* start DATA *
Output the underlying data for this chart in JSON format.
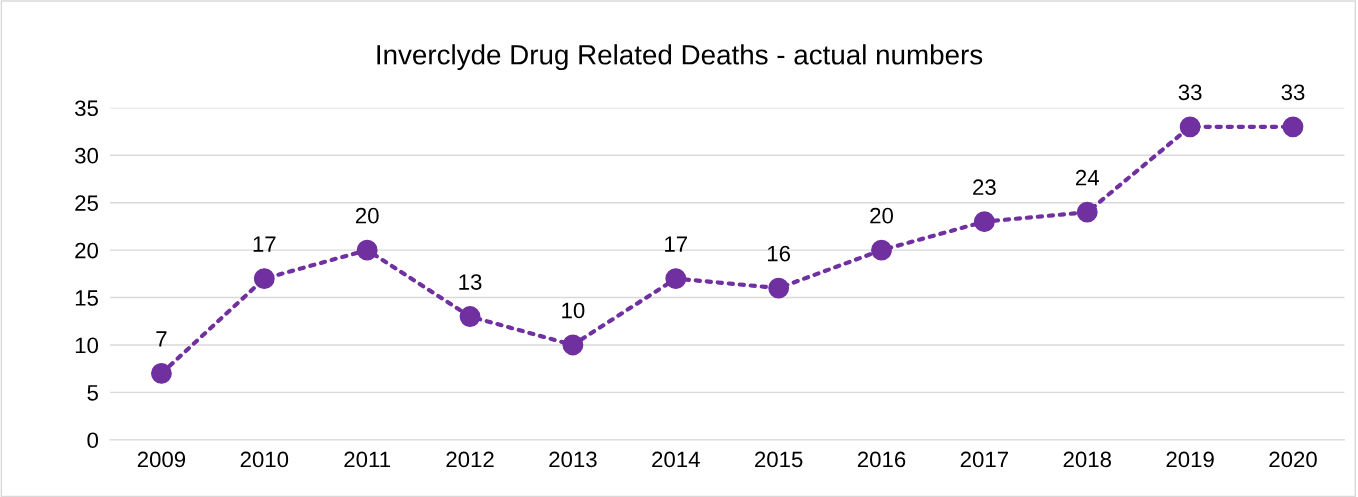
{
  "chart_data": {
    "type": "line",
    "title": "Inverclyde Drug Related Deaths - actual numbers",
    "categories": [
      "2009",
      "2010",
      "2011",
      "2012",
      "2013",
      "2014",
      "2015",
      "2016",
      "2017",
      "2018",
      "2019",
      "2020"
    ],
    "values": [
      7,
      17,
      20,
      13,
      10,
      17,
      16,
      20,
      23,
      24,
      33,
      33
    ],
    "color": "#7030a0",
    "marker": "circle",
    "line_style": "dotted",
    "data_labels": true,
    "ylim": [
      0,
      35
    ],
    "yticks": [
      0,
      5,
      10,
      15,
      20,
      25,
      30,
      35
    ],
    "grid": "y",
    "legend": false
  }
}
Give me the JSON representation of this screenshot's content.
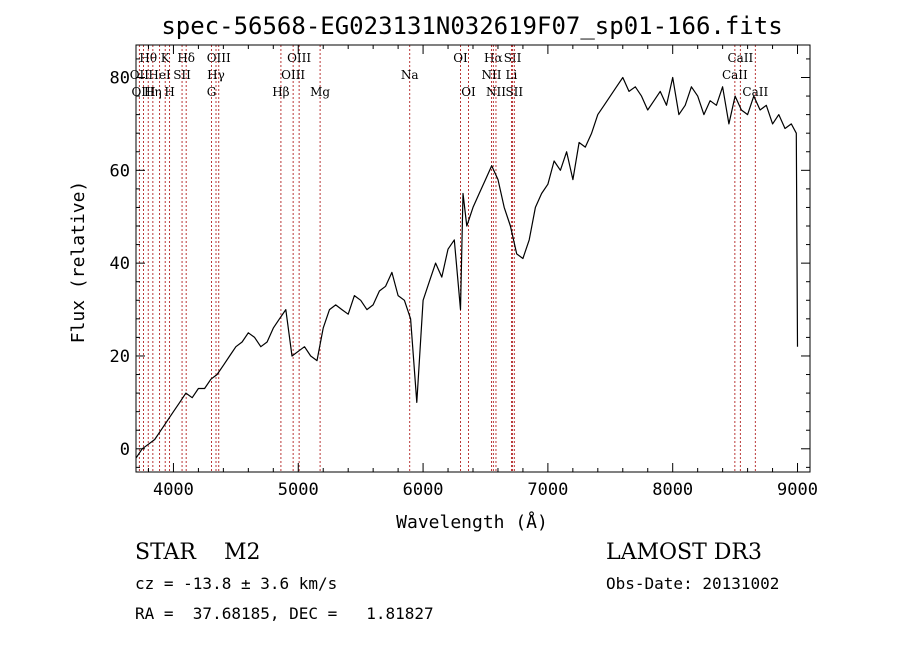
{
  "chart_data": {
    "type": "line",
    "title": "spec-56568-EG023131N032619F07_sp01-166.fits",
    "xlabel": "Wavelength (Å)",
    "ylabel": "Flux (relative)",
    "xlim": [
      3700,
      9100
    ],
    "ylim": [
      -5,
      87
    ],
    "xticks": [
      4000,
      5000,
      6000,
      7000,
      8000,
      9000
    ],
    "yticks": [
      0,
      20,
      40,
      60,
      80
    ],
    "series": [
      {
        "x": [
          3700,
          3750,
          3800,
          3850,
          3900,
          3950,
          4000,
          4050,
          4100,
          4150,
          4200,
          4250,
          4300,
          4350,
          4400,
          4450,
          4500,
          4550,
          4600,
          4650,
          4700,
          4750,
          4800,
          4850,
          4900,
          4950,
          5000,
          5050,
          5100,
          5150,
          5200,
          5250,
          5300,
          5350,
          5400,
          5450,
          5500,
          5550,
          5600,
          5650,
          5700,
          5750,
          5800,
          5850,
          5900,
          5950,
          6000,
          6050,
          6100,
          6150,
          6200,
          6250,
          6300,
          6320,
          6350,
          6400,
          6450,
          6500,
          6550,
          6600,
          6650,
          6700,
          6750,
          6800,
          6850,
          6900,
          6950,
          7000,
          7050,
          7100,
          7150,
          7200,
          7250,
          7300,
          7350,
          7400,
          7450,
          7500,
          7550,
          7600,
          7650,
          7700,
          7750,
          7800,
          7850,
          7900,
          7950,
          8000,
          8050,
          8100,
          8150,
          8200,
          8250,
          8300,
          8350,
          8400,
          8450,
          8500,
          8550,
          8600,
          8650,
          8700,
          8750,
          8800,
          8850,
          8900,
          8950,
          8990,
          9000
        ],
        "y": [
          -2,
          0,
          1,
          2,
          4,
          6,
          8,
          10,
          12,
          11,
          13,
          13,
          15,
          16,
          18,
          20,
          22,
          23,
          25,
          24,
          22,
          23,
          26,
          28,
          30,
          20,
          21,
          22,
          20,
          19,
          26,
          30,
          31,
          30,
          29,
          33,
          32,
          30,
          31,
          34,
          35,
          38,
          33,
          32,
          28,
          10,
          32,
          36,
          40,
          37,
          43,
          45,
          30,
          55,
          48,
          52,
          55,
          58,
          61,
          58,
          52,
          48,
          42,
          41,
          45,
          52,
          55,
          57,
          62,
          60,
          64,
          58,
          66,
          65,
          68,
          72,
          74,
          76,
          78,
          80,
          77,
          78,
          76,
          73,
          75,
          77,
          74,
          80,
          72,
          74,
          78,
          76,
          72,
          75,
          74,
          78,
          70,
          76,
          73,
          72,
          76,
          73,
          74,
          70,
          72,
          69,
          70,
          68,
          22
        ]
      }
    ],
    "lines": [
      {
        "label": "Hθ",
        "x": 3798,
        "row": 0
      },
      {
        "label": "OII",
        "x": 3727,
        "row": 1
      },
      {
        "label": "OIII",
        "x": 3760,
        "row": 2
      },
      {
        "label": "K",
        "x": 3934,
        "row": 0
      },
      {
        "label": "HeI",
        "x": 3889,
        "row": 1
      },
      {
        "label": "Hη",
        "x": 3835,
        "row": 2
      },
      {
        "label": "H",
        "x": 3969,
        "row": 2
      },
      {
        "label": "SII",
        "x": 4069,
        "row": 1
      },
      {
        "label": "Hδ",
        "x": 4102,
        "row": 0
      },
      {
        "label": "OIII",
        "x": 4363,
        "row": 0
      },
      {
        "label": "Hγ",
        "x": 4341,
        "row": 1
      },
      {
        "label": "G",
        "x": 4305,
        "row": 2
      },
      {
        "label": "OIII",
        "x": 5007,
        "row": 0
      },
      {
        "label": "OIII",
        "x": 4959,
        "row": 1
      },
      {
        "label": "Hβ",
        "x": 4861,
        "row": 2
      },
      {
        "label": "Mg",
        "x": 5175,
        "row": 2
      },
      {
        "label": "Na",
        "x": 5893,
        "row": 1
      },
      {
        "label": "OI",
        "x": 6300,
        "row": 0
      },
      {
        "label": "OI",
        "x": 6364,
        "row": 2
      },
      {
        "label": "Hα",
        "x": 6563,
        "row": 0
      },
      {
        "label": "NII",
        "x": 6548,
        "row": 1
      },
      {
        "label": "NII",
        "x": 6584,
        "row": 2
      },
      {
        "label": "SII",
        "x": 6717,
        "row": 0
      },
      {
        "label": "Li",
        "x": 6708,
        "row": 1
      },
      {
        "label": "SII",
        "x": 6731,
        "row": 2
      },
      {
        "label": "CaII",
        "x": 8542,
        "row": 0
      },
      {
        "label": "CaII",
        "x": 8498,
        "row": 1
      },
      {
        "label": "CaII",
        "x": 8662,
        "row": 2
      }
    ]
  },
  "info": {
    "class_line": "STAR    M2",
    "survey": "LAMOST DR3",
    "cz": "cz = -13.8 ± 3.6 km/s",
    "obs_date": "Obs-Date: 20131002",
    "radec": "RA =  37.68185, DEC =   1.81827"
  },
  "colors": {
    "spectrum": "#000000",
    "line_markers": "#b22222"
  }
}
* end DATA *
INSTRUCTION.
Reproduce the records, all of them, word for word; omit the pictures.

TASK OUTPUT.
Output the underlying data for this chart in JSON format.
{
  "chart_data": {
    "type": "line",
    "title": "Inverclyde Drug Related Deaths - actual numbers",
    "categories": [
      "2009",
      "2010",
      "2011",
      "2012",
      "2013",
      "2014",
      "2015",
      "2016",
      "2017",
      "2018",
      "2019",
      "2020"
    ],
    "values": [
      7,
      17,
      20,
      13,
      10,
      17,
      16,
      20,
      23,
      24,
      33,
      33
    ],
    "color": "#7030a0",
    "marker": "circle",
    "line_style": "dotted",
    "data_labels": true,
    "ylim": [
      0,
      35
    ],
    "yticks": [
      0,
      5,
      10,
      15,
      20,
      25,
      30,
      35
    ],
    "grid": "y",
    "legend": false
  }
}
Give me the JSON representation of this screenshot's content.
{
  "chart_data": {
    "type": "line",
    "title": "spec-56568-EG023131N032619F07_sp01-166.fits",
    "xlabel": "Wavelength (Å)",
    "ylabel": "Flux (relative)",
    "xlim": [
      3700,
      9100
    ],
    "ylim": [
      -5,
      87
    ],
    "xticks": [
      4000,
      5000,
      6000,
      7000,
      8000,
      9000
    ],
    "yticks": [
      0,
      20,
      40,
      60,
      80
    ],
    "series": [
      {
        "x": [
          3700,
          3750,
          3800,
          3850,
          3900,
          3950,
          4000,
          4050,
          4100,
          4150,
          4200,
          4250,
          4300,
          4350,
          4400,
          4450,
          4500,
          4550,
          4600,
          4650,
          4700,
          4750,
          4800,
          4850,
          4900,
          4950,
          5000,
          5050,
          5100,
          5150,
          5200,
          5250,
          5300,
          5350,
          5400,
          5450,
          5500,
          5550,
          5600,
          5650,
          5700,
          5750,
          5800,
          5850,
          5900,
          5950,
          6000,
          6050,
          6100,
          6150,
          6200,
          6250,
          6300,
          6320,
          6350,
          6400,
          6450,
          6500,
          6550,
          6600,
          6650,
          6700,
          6750,
          6800,
          6850,
          6900,
          6950,
          7000,
          7050,
          7100,
          7150,
          7200,
          7250,
          7300,
          7350,
          7400,
          7450,
          7500,
          7550,
          7600,
          7650,
          7700,
          7750,
          7800,
          7850,
          7900,
          7950,
          8000,
          8050,
          8100,
          8150,
          8200,
          8250,
          8300,
          8350,
          8400,
          8450,
          8500,
          8550,
          8600,
          8650,
          8700,
          8750,
          8800,
          8850,
          8900,
          8950,
          8990,
          9000
        ],
        "y": [
          -2,
          0,
          1,
          2,
          4,
          6,
          8,
          10,
          12,
          11,
          13,
          13,
          15,
          16,
          18,
          20,
          22,
          23,
          25,
          24,
          22,
          23,
          26,
          28,
          30,
          20,
          21,
          22,
          20,
          19,
          26,
          30,
          31,
          30,
          29,
          33,
          32,
          30,
          31,
          34,
          35,
          38,
          33,
          32,
          28,
          10,
          32,
          36,
          40,
          37,
          43,
          45,
          30,
          55,
          48,
          52,
          55,
          58,
          61,
          58,
          52,
          48,
          42,
          41,
          45,
          52,
          55,
          57,
          62,
          60,
          64,
          58,
          66,
          65,
          68,
          72,
          74,
          76,
          78,
          80,
          77,
          78,
          76,
          73,
          75,
          77,
          74,
          80,
          72,
          74,
          78,
          76,
          72,
          75,
          74,
          78,
          70,
          76,
          73,
          72,
          76,
          73,
          74,
          70,
          72,
          69,
          70,
          68,
          22
        ]
      }
    ],
    "lines": [
      {
        "label": "Hθ",
        "x": 3798,
        "row": 0
      },
      {
        "label": "OII",
        "x": 3727,
        "row": 1
      },
      {
        "label": "OIII",
        "x": 3760,
        "row": 2
      },
      {
        "label": "K",
        "x": 3934,
        "row": 0
      },
      {
        "label": "HeI",
        "x": 3889,
        "row": 1
      },
      {
        "label": "Hη",
        "x": 3835,
        "row": 2
      },
      {
        "label": "H",
        "x": 3969,
        "row": 2
      },
      {
        "label": "SII",
        "x": 4069,
        "row": 1
      },
      {
        "label": "Hδ",
        "x": 4102,
        "row": 0
      },
      {
        "label": "OIII",
        "x": 4363,
        "row": 0
      },
      {
        "label": "Hγ",
        "x": 4341,
        "row": 1
      },
      {
        "label": "G",
        "x": 4305,
        "row": 2
      },
      {
        "label": "OIII",
        "x": 5007,
        "row": 0
      },
      {
        "label": "OIII",
        "x": 4959,
        "row": 1
      },
      {
        "label": "Hβ",
        "x": 4861,
        "row": 2
      },
      {
        "label": "Mg",
        "x": 5175,
        "row": 2
      },
      {
        "label": "Na",
        "x": 5893,
        "row": 1
      },
      {
        "label": "OI",
        "x": 6300,
        "row": 0
      },
      {
        "label": "OI",
        "x": 6364,
        "row": 2
      },
      {
        "label": "Hα",
        "x": 6563,
        "row": 0
      },
      {
        "label": "NII",
        "x": 6548,
        "row": 1
      },
      {
        "label": "NII",
        "x": 6584,
        "row": 2
      },
      {
        "label": "SII",
        "x": 6717,
        "row": 0
      },
      {
        "label": "Li",
        "x": 6708,
        "row": 1
      },
      {
        "label": "SII",
        "x": 6731,
        "row": 2
      },
      {
        "label": "CaII",
        "x": 8542,
        "row": 0
      },
      {
        "label": "CaII",
        "x": 8498,
        "row": 1
      },
      {
        "label": "CaII",
        "x": 8662,
        "row": 2
      }
    ]
  },
  "info": {
    "class_line": "STAR    M2",
    "survey": "LAMOST DR3",
    "cz": "cz = -13.8 ± 3.6 km/s",
    "obs_date": "Obs-Date: 20131002",
    "radec": "RA =  37.68185, DEC =   1.81827"
  },
  "colors": {
    "spectrum": "#000000",
    "line_markers": "#b22222"
  }
}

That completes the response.